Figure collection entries
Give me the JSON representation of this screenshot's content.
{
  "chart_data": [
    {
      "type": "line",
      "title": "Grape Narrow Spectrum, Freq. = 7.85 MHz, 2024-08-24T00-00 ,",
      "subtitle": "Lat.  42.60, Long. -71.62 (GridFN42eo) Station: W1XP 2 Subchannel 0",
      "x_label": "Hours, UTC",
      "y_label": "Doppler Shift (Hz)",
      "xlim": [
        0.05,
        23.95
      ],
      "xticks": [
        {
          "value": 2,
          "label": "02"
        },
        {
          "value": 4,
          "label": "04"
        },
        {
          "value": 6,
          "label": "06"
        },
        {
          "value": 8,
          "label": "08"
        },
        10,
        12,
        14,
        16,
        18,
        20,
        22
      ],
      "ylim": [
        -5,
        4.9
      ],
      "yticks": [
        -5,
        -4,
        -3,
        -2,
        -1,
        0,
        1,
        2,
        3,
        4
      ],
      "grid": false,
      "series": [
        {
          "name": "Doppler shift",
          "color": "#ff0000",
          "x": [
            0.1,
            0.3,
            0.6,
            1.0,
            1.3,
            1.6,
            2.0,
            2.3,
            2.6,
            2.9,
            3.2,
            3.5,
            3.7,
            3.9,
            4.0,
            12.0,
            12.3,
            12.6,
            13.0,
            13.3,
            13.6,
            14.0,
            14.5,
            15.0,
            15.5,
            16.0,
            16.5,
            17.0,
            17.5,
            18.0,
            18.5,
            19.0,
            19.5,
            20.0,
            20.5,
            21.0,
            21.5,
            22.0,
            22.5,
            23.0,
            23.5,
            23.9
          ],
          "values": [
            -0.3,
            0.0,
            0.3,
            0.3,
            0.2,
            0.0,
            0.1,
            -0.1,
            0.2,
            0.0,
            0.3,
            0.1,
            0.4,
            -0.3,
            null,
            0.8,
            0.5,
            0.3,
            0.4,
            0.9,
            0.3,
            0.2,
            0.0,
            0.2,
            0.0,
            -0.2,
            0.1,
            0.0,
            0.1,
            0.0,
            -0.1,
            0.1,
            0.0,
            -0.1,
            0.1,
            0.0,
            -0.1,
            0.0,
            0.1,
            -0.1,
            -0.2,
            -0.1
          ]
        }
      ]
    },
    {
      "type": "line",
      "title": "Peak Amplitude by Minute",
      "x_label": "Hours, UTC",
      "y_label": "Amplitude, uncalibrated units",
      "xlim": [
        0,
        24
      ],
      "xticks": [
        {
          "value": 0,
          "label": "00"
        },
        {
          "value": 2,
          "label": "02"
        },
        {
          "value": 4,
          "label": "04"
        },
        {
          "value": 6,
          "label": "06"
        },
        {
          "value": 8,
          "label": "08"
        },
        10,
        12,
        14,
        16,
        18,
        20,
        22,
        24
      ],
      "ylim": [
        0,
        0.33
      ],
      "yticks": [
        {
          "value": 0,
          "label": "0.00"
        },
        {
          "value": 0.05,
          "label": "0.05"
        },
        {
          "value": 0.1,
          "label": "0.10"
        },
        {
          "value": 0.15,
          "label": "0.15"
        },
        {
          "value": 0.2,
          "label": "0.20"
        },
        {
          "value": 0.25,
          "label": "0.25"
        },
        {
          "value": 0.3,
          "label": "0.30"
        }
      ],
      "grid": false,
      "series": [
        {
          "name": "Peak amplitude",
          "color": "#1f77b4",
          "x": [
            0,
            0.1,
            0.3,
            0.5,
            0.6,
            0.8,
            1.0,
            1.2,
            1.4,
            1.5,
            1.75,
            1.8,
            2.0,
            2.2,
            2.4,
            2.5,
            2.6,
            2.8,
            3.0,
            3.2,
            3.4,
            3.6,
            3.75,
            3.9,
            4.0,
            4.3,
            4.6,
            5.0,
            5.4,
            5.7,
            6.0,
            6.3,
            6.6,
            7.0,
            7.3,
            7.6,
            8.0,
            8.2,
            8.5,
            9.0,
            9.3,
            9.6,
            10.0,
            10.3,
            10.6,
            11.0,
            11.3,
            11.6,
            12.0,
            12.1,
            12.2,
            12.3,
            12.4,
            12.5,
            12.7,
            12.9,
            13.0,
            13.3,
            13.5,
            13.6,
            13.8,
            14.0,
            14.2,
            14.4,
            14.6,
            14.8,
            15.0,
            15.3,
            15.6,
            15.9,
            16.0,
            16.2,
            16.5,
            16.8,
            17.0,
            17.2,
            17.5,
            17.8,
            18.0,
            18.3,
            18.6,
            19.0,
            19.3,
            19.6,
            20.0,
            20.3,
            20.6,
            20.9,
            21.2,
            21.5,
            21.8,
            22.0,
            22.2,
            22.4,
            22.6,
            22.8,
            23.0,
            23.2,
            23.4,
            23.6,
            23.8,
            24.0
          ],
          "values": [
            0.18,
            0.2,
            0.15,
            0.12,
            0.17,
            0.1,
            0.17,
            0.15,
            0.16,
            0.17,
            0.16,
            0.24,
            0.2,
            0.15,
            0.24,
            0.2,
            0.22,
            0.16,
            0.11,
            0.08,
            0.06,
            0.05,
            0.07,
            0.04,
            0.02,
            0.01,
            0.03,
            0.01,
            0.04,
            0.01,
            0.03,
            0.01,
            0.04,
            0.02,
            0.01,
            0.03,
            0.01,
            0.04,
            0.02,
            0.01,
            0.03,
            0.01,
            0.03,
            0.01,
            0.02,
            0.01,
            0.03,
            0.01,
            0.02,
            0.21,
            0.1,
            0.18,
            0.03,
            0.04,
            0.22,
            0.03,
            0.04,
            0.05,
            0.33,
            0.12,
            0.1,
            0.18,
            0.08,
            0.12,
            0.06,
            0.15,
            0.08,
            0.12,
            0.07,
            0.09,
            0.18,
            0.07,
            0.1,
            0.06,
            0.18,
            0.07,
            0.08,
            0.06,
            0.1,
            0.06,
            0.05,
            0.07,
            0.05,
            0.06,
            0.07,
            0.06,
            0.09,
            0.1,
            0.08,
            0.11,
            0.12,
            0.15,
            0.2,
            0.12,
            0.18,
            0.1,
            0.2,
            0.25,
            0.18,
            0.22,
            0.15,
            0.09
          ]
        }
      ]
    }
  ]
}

==

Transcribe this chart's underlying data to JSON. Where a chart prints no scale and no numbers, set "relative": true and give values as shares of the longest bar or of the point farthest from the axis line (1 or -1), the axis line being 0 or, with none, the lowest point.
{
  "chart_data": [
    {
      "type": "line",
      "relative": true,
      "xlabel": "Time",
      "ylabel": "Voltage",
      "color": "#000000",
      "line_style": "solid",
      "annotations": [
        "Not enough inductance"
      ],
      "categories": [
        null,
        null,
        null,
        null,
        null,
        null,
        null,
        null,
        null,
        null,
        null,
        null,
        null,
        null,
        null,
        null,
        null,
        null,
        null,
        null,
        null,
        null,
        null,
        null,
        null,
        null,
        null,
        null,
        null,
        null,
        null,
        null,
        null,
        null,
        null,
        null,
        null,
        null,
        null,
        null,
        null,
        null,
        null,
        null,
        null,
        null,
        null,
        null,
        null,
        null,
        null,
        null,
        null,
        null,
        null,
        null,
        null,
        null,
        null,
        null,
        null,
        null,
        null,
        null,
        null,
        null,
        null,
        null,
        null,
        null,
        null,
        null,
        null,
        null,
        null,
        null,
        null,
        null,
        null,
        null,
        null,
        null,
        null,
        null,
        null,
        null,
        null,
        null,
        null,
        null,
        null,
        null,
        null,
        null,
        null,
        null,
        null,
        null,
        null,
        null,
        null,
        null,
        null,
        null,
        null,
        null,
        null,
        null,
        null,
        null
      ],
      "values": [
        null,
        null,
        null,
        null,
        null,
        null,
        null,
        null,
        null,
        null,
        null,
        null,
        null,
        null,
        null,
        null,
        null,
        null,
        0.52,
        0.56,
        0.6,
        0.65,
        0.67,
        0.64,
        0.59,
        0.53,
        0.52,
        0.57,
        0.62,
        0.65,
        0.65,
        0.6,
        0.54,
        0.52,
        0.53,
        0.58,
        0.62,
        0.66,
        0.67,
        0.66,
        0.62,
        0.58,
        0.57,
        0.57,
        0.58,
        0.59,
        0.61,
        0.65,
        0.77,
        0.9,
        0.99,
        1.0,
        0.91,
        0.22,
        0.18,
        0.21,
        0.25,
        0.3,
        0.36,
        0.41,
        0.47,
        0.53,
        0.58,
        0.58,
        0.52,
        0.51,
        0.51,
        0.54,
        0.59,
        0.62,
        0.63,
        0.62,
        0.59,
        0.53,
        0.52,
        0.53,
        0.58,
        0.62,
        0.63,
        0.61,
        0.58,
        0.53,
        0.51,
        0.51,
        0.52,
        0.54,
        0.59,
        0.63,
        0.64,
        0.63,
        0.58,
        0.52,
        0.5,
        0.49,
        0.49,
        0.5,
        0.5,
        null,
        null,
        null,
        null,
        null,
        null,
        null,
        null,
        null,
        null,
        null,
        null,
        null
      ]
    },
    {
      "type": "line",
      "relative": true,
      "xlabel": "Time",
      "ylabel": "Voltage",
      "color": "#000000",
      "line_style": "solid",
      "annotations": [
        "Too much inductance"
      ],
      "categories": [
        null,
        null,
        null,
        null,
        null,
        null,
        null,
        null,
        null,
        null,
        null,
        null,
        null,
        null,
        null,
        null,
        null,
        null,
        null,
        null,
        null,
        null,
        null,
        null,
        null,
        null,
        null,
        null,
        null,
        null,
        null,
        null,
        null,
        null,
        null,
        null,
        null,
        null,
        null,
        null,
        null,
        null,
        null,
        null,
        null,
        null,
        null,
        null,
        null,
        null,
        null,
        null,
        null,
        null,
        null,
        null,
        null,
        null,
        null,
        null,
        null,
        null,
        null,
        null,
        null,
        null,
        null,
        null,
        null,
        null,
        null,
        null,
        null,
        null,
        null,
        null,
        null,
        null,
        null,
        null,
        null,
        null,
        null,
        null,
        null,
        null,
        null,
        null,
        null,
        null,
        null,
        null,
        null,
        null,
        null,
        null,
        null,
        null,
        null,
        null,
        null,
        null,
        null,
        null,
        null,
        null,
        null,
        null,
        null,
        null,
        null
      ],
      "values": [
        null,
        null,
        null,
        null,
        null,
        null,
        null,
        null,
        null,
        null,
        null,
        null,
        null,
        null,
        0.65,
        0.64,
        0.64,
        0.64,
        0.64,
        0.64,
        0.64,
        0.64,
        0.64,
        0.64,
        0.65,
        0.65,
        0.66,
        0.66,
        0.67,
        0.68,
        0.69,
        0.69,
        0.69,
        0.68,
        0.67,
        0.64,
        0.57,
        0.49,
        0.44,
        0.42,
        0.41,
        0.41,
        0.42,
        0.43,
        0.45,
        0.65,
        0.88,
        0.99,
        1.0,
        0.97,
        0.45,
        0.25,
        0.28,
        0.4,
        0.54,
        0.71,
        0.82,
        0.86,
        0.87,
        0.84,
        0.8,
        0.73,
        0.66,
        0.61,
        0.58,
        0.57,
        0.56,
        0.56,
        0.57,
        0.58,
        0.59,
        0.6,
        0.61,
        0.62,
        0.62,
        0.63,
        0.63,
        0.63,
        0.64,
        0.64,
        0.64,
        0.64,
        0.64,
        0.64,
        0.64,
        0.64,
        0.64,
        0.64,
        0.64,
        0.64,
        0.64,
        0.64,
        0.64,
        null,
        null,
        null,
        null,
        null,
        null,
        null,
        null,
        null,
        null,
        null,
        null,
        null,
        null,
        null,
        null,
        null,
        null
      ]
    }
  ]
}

● **Task description**: Report how many lines of the entries hold the word "color". Nothing else is needed.

● **Reply to the exercise**: 4